## [Problem details]
Leave out the pictures and repeat every record exactly.

## [Provided data]
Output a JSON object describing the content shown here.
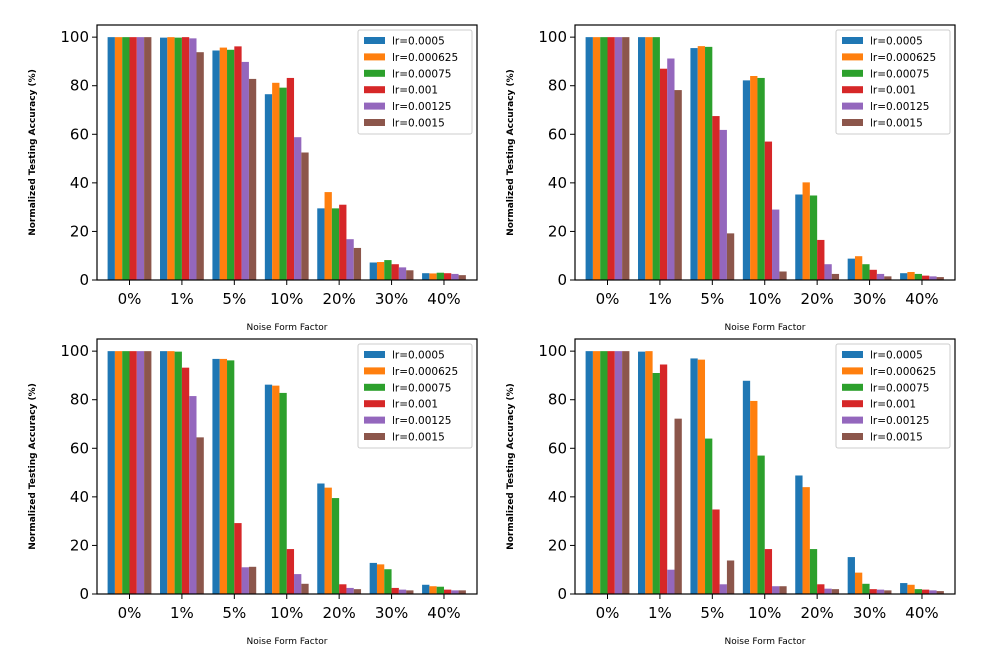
{
  "chart_data": [
    {
      "type": "bar",
      "title": "",
      "xlabel": "Noise Form Factor",
      "ylabel": "Normalized Testing Accuracy (%)",
      "ylim": [
        0,
        105
      ],
      "yticks": [
        0,
        20,
        40,
        60,
        80,
        100
      ],
      "legend": "top-right",
      "categories": [
        "0%",
        "1%",
        "5%",
        "10%",
        "20%",
        "30%",
        "40%"
      ],
      "series": [
        {
          "name": "lr=0.0005",
          "color": "#1f77b4",
          "values": [
            100,
            99.8,
            94.5,
            76.5,
            29.5,
            7.2,
            2.8
          ]
        },
        {
          "name": "lr=0.000625",
          "color": "#ff7f0e",
          "values": [
            100,
            100,
            95.7,
            81.2,
            36.2,
            7.4,
            2.7
          ]
        },
        {
          "name": "lr=0.00075",
          "color": "#2ca02c",
          "values": [
            100,
            99.8,
            94.8,
            79.2,
            29.5,
            8.2,
            3.0
          ]
        },
        {
          "name": "lr=0.001",
          "color": "#d62728",
          "values": [
            100,
            100,
            96.2,
            83.2,
            31.0,
            6.5,
            2.8
          ]
        },
        {
          "name": "lr=0.00125",
          "color": "#9467bd",
          "values": [
            100,
            99.5,
            89.8,
            58.8,
            16.8,
            5.2,
            2.5
          ]
        },
        {
          "name": "lr=0.0015",
          "color": "#8c564b",
          "values": [
            100,
            93.8,
            82.8,
            52.5,
            13.2,
            4.0,
            2.0
          ]
        }
      ]
    },
    {
      "type": "bar",
      "title": "",
      "xlabel": "Noise Form Factor",
      "ylabel": "Normalized Testing Accuracy (%)",
      "ylim": [
        0,
        105
      ],
      "yticks": [
        0,
        20,
        40,
        60,
        80,
        100
      ],
      "legend": "top-right",
      "categories": [
        "0%",
        "1%",
        "5%",
        "10%",
        "20%",
        "30%",
        "40%"
      ],
      "series": [
        {
          "name": "lr=0.0005",
          "color": "#1f77b4",
          "values": [
            100,
            100,
            95.5,
            82.2,
            35.2,
            8.8,
            2.8
          ]
        },
        {
          "name": "lr=0.000625",
          "color": "#ff7f0e",
          "values": [
            100,
            100,
            96.3,
            84.0,
            40.2,
            9.8,
            3.3
          ]
        },
        {
          "name": "lr=0.00075",
          "color": "#2ca02c",
          "values": [
            100,
            100,
            96.0,
            83.2,
            34.8,
            6.5,
            2.5
          ]
        },
        {
          "name": "lr=0.001",
          "color": "#d62728",
          "values": [
            100,
            87.0,
            67.5,
            57.0,
            16.5,
            4.2,
            1.8
          ]
        },
        {
          "name": "lr=0.00125",
          "color": "#9467bd",
          "values": [
            100,
            91.2,
            61.8,
            29.0,
            6.5,
            2.5,
            1.5
          ]
        },
        {
          "name": "lr=0.0015",
          "color": "#8c564b",
          "values": [
            100,
            78.2,
            19.2,
            3.5,
            2.5,
            1.5,
            1.2
          ]
        }
      ]
    },
    {
      "type": "bar",
      "title": "",
      "xlabel": "Noise Form Factor",
      "ylabel": "Normalized Testing Accuracy (%)",
      "ylim": [
        0,
        105
      ],
      "yticks": [
        0,
        20,
        40,
        60,
        80,
        100
      ],
      "legend": "top-right",
      "categories": [
        "0%",
        "1%",
        "5%",
        "10%",
        "20%",
        "30%",
        "40%"
      ],
      "series": [
        {
          "name": "lr=0.0005",
          "color": "#1f77b4",
          "values": [
            100,
            100,
            96.8,
            86.2,
            45.5,
            12.8,
            3.8
          ]
        },
        {
          "name": "lr=0.000625",
          "color": "#ff7f0e",
          "values": [
            100,
            100,
            96.8,
            85.8,
            43.8,
            12.2,
            3.2
          ]
        },
        {
          "name": "lr=0.00075",
          "color": "#2ca02c",
          "values": [
            100,
            99.8,
            96.2,
            82.8,
            39.5,
            10.2,
            3.0
          ]
        },
        {
          "name": "lr=0.001",
          "color": "#d62728",
          "values": [
            100,
            93.2,
            29.2,
            18.5,
            4.0,
            2.5,
            1.8
          ]
        },
        {
          "name": "lr=0.00125",
          "color": "#9467bd",
          "values": [
            100,
            81.5,
            11.0,
            8.2,
            2.5,
            1.8,
            1.5
          ]
        },
        {
          "name": "lr=0.0015",
          "color": "#8c564b",
          "values": [
            100,
            64.5,
            11.2,
            4.2,
            2.0,
            1.5,
            1.5
          ]
        }
      ]
    },
    {
      "type": "bar",
      "title": "",
      "xlabel": "Noise Form Factor",
      "ylabel": "Normalized Testing Accuracy (%)",
      "ylim": [
        0,
        105
      ],
      "yticks": [
        0,
        20,
        40,
        60,
        80,
        100
      ],
      "legend": "top-right",
      "categories": [
        "0%",
        "1%",
        "5%",
        "10%",
        "20%",
        "30%",
        "40%"
      ],
      "series": [
        {
          "name": "lr=0.0005",
          "color": "#1f77b4",
          "values": [
            100,
            99.8,
            97.0,
            87.8,
            48.8,
            15.2,
            4.5
          ]
        },
        {
          "name": "lr=0.000625",
          "color": "#ff7f0e",
          "values": [
            100,
            100,
            96.5,
            79.5,
            44.0,
            8.8,
            3.8
          ]
        },
        {
          "name": "lr=0.00075",
          "color": "#2ca02c",
          "values": [
            100,
            91.0,
            64.0,
            57.0,
            18.5,
            4.2,
            2.0
          ]
        },
        {
          "name": "lr=0.001",
          "color": "#d62728",
          "values": [
            100,
            94.5,
            34.8,
            18.5,
            4.0,
            2.0,
            1.8
          ]
        },
        {
          "name": "lr=0.00125",
          "color": "#9467bd",
          "values": [
            100,
            10.0,
            4.0,
            3.2,
            2.2,
            1.8,
            1.5
          ]
        },
        {
          "name": "lr=0.0015",
          "color": "#8c564b",
          "values": [
            100,
            72.2,
            13.8,
            3.2,
            2.0,
            1.5,
            1.2
          ]
        }
      ]
    }
  ]
}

## [Written response]
Output a JSON object describing the content shown here.
{
  "chart_data": [
    {
      "type": "bar",
      "title": "",
      "xlabel": "Noise Form Factor",
      "ylabel": "Normalized Testing Accuracy (%)",
      "ylim": [
        0,
        105
      ],
      "yticks": [
        0,
        20,
        40,
        60,
        80,
        100
      ],
      "legend": "top-right",
      "categories": [
        "0%",
        "1%",
        "5%",
        "10%",
        "20%",
        "30%",
        "40%"
      ],
      "series": [
        {
          "name": "lr=0.0005",
          "color": "#1f77b4",
          "values": [
            100,
            99.8,
            94.5,
            76.5,
            29.5,
            7.2,
            2.8
          ]
        },
        {
          "name": "lr=0.000625",
          "color": "#ff7f0e",
          "values": [
            100,
            100,
            95.7,
            81.2,
            36.2,
            7.4,
            2.7
          ]
        },
        {
          "name": "lr=0.00075",
          "color": "#2ca02c",
          "values": [
            100,
            99.8,
            94.8,
            79.2,
            29.5,
            8.2,
            3.0
          ]
        },
        {
          "name": "lr=0.001",
          "color": "#d62728",
          "values": [
            100,
            100,
            96.2,
            83.2,
            31.0,
            6.5,
            2.8
          ]
        },
        {
          "name": "lr=0.00125",
          "color": "#9467bd",
          "values": [
            100,
            99.5,
            89.8,
            58.8,
            16.8,
            5.2,
            2.5
          ]
        },
        {
          "name": "lr=0.0015",
          "color": "#8c564b",
          "values": [
            100,
            93.8,
            82.8,
            52.5,
            13.2,
            4.0,
            2.0
          ]
        }
      ]
    },
    {
      "type": "bar",
      "title": "",
      "xlabel": "Noise Form Factor",
      "ylabel": "Normalized Testing Accuracy (%)",
      "ylim": [
        0,
        105
      ],
      "yticks": [
        0,
        20,
        40,
        60,
        80,
        100
      ],
      "legend": "top-right",
      "categories": [
        "0%",
        "1%",
        "5%",
        "10%",
        "20%",
        "30%",
        "40%"
      ],
      "series": [
        {
          "name": "lr=0.0005",
          "color": "#1f77b4",
          "values": [
            100,
            100,
            95.5,
            82.2,
            35.2,
            8.8,
            2.8
          ]
        },
        {
          "name": "lr=0.000625",
          "color": "#ff7f0e",
          "values": [
            100,
            100,
            96.3,
            84.0,
            40.2,
            9.8,
            3.3
          ]
        },
        {
          "name": "lr=0.00075",
          "color": "#2ca02c",
          "values": [
            100,
            100,
            96.0,
            83.2,
            34.8,
            6.5,
            2.5
          ]
        },
        {
          "name": "lr=0.001",
          "color": "#d62728",
          "values": [
            100,
            87.0,
            67.5,
            57.0,
            16.5,
            4.2,
            1.8
          ]
        },
        {
          "name": "lr=0.00125",
          "color": "#9467bd",
          "values": [
            100,
            91.2,
            61.8,
            29.0,
            6.5,
            2.5,
            1.5
          ]
        },
        {
          "name": "lr=0.0015",
          "color": "#8c564b",
          "values": [
            100,
            78.2,
            19.2,
            3.5,
            2.5,
            1.5,
            1.2
          ]
        }
      ]
    },
    {
      "type": "bar",
      "title": "",
      "xlabel": "Noise Form Factor",
      "ylabel": "Normalized Testing Accuracy (%)",
      "ylim": [
        0,
        105
      ],
      "yticks": [
        0,
        20,
        40,
        60,
        80,
        100
      ],
      "legend": "top-right",
      "categories": [
        "0%",
        "1%",
        "5%",
        "10%",
        "20%",
        "30%",
        "40%"
      ],
      "series": [
        {
          "name": "lr=0.0005",
          "color": "#1f77b4",
          "values": [
            100,
            100,
            96.8,
            86.2,
            45.5,
            12.8,
            3.8
          ]
        },
        {
          "name": "lr=0.000625",
          "color": "#ff7f0e",
          "values": [
            100,
            100,
            96.8,
            85.8,
            43.8,
            12.2,
            3.2
          ]
        },
        {
          "name": "lr=0.00075",
          "color": "#2ca02c",
          "values": [
            100,
            99.8,
            96.2,
            82.8,
            39.5,
            10.2,
            3.0
          ]
        },
        {
          "name": "lr=0.001",
          "color": "#d62728",
          "values": [
            100,
            93.2,
            29.2,
            18.5,
            4.0,
            2.5,
            1.8
          ]
        },
        {
          "name": "lr=0.00125",
          "color": "#9467bd",
          "values": [
            100,
            81.5,
            11.0,
            8.2,
            2.5,
            1.8,
            1.5
          ]
        },
        {
          "name": "lr=0.0015",
          "color": "#8c564b",
          "values": [
            100,
            64.5,
            11.2,
            4.2,
            2.0,
            1.5,
            1.5
          ]
        }
      ]
    },
    {
      "type": "bar",
      "title": "",
      "xlabel": "Noise Form Factor",
      "ylabel": "Normalized Testing Accuracy (%)",
      "ylim": [
        0,
        105
      ],
      "yticks": [
        0,
        20,
        40,
        60,
        80,
        100
      ],
      "legend": "top-right",
      "categories": [
        "0%",
        "1%",
        "5%",
        "10%",
        "20%",
        "30%",
        "40%"
      ],
      "series": [
        {
          "name": "lr=0.0005",
          "color": "#1f77b4",
          "values": [
            100,
            99.8,
            97.0,
            87.8,
            48.8,
            15.2,
            4.5
          ]
        },
        {
          "name": "lr=0.000625",
          "color": "#ff7f0e",
          "values": [
            100,
            100,
            96.5,
            79.5,
            44.0,
            8.8,
            3.8
          ]
        },
        {
          "name": "lr=0.00075",
          "color": "#2ca02c",
          "values": [
            100,
            91.0,
            64.0,
            57.0,
            18.5,
            4.2,
            2.0
          ]
        },
        {
          "name": "lr=0.001",
          "color": "#d62728",
          "values": [
            100,
            94.5,
            34.8,
            18.5,
            4.0,
            2.0,
            1.8
          ]
        },
        {
          "name": "lr=0.00125",
          "color": "#9467bd",
          "values": [
            100,
            10.0,
            4.0,
            3.2,
            2.2,
            1.8,
            1.5
          ]
        },
        {
          "name": "lr=0.0015",
          "color": "#8c564b",
          "values": [
            100,
            72.2,
            13.8,
            3.2,
            2.0,
            1.5,
            1.2
          ]
        }
      ]
    }
  ]
}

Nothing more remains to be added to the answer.